_Records for this exercise_.
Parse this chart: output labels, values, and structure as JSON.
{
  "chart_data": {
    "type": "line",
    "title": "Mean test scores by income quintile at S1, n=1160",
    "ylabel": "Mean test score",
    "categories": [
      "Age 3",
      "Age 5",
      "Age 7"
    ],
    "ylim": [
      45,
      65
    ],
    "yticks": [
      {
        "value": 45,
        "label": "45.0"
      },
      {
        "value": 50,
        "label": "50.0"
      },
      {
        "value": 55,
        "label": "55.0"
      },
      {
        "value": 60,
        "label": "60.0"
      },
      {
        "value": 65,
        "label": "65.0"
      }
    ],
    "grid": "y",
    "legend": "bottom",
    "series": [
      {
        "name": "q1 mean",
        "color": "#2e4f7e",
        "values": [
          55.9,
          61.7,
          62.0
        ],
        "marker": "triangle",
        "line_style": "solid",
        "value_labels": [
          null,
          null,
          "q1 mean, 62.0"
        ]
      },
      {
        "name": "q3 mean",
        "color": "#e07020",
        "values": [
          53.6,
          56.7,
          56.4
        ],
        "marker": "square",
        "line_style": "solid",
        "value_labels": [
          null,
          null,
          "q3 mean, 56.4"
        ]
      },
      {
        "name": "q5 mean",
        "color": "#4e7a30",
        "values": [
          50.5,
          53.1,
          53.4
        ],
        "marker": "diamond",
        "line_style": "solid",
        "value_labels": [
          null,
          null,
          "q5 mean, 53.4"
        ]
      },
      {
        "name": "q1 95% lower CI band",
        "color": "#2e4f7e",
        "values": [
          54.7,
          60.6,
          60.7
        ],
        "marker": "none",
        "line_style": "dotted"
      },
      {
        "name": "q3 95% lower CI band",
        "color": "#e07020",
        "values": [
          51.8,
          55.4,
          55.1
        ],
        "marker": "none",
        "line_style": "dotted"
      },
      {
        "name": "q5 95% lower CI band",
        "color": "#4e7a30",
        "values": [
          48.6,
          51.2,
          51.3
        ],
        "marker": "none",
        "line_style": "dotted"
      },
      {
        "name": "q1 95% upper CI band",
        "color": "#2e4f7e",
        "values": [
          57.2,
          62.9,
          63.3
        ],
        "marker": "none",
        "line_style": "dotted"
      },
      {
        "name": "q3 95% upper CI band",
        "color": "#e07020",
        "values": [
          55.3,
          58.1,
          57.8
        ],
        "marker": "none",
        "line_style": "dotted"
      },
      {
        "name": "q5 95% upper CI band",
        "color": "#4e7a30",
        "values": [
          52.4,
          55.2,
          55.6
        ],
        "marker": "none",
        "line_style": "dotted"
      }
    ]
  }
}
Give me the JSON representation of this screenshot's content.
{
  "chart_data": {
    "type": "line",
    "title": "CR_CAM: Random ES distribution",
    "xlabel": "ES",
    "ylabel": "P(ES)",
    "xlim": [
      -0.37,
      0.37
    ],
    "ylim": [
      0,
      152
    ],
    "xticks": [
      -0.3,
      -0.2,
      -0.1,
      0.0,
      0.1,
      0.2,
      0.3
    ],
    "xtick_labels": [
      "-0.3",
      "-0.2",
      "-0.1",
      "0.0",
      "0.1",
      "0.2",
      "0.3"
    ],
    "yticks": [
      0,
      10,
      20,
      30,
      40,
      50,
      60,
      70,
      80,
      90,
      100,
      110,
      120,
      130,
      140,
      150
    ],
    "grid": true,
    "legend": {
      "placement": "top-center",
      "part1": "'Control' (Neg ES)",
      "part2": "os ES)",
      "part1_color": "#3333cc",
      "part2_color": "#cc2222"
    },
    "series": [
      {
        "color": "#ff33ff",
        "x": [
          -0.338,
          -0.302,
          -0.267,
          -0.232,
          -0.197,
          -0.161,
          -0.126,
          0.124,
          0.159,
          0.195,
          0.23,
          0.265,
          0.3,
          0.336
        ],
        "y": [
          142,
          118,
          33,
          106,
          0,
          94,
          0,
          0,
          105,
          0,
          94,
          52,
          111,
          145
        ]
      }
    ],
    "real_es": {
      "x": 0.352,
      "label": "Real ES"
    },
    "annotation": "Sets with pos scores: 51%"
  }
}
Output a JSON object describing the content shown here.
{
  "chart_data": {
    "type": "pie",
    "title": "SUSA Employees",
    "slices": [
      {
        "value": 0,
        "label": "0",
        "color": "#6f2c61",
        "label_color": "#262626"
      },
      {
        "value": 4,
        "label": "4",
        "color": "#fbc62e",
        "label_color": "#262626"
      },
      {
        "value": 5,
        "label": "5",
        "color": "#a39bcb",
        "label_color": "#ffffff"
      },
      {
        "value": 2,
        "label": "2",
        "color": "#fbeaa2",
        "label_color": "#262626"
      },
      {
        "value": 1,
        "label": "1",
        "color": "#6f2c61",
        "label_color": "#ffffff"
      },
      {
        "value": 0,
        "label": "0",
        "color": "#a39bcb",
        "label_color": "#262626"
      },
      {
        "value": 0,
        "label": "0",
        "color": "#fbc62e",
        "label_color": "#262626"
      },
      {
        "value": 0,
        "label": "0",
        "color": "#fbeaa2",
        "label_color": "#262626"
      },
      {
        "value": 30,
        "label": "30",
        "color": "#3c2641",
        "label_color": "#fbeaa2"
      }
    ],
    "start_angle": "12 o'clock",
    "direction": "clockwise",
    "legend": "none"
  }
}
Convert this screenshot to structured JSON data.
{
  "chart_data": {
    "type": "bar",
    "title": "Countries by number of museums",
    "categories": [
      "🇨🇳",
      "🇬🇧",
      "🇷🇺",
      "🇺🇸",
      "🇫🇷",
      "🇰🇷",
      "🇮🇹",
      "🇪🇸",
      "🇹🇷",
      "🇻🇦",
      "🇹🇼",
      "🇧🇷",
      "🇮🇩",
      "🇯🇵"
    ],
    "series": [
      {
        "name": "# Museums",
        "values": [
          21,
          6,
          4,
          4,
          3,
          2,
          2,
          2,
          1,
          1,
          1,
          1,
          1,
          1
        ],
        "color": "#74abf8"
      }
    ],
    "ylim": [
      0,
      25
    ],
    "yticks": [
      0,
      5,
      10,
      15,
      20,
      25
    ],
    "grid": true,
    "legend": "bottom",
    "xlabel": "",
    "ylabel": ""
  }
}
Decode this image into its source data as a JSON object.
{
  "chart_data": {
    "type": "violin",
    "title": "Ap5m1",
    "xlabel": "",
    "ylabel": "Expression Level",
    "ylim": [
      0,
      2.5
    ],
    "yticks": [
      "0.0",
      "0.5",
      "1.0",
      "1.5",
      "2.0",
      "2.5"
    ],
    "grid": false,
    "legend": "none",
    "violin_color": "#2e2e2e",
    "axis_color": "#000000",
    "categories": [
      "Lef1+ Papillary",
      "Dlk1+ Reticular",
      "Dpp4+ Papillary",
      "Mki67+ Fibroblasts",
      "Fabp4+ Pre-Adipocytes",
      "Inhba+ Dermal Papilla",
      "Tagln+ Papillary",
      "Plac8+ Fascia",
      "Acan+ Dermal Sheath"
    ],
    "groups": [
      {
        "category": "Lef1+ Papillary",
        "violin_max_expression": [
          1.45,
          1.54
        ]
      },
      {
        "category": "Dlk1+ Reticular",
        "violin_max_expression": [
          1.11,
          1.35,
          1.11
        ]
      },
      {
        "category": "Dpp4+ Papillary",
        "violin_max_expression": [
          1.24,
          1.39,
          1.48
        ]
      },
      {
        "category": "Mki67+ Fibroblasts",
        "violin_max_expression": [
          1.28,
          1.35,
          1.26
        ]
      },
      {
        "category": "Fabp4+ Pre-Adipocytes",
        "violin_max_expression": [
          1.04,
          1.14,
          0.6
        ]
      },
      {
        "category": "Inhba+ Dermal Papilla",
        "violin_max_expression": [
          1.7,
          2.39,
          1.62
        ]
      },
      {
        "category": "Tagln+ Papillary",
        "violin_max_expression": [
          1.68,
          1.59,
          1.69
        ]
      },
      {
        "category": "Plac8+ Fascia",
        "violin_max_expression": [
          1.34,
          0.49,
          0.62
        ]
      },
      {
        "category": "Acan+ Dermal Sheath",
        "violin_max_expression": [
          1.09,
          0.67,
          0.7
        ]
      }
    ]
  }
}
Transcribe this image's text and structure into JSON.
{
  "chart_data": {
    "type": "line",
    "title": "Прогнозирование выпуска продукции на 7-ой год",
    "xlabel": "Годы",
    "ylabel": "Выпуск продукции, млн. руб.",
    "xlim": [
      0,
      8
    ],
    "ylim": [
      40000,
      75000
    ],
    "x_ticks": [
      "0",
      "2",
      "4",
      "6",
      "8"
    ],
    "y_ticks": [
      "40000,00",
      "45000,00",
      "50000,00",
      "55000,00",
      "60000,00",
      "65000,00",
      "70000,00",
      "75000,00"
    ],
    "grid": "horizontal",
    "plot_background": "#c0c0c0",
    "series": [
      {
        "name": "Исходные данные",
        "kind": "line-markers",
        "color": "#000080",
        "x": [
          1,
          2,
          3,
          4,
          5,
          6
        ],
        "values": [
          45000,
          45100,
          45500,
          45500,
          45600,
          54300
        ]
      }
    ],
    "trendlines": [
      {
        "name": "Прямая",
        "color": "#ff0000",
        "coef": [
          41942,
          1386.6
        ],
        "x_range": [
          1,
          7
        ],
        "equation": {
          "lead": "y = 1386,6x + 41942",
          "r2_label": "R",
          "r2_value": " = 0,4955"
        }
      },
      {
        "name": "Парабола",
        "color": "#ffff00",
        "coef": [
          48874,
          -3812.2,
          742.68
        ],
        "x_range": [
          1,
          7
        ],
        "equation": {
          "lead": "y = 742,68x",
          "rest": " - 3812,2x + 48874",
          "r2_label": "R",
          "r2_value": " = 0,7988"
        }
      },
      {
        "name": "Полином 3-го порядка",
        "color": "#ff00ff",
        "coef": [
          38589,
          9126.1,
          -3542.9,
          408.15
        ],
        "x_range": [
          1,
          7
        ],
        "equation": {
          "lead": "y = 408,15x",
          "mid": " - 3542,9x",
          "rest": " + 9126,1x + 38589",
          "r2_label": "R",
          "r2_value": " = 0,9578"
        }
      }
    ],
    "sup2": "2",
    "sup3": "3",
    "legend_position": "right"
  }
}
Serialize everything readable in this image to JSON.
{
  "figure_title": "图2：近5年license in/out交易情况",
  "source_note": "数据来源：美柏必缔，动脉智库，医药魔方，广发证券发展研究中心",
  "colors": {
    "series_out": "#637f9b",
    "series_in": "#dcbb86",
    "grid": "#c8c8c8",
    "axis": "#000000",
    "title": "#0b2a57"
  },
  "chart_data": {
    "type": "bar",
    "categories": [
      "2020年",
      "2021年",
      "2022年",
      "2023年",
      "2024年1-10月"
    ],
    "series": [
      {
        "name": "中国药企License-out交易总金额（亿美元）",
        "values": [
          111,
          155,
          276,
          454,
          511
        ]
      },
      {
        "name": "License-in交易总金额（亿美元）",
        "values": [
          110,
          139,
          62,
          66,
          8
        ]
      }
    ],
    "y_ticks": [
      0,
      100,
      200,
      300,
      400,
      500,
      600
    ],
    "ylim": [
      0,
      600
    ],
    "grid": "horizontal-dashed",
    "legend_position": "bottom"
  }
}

_Goal_. Return, unchanged, each line from the line containing "Serialize everything readable" through the last line of the material.

_Answer below_.
Serialize everything readable in this image to JSON.
{
  "figure_title": "图2：近5年license in/out交易情况",
  "source_note": "数据来源：美柏必缔，动脉智库，医药魔方，广发证券发展研究中心",
  "colors": {
    "series_out": "#637f9b",
    "series_in": "#dcbb86",
    "grid": "#c8c8c8",
    "axis": "#000000",
    "title": "#0b2a57"
  },
  "chart_data": {
    "type": "bar",
    "categories": [
      "2020年",
      "2021年",
      "2022年",
      "2023年",
      "2024年1-10月"
    ],
    "series": [
      {
        "name": "中国药企License-out交易总金额（亿美元）",
        "values": [
          111,
          155,
          276,
          454,
          511
        ]
      },
      {
        "name": "License-in交易总金额（亿美元）",
        "values": [
          110,
          139,
          62,
          66,
          8
        ]
      }
    ],
    "y_ticks": [
      0,
      100,
      200,
      300,
      400,
      500,
      600
    ],
    "ylim": [
      0,
      600
    ],
    "grid": "horizontal-dashed",
    "legend_position": "bottom"
  }
}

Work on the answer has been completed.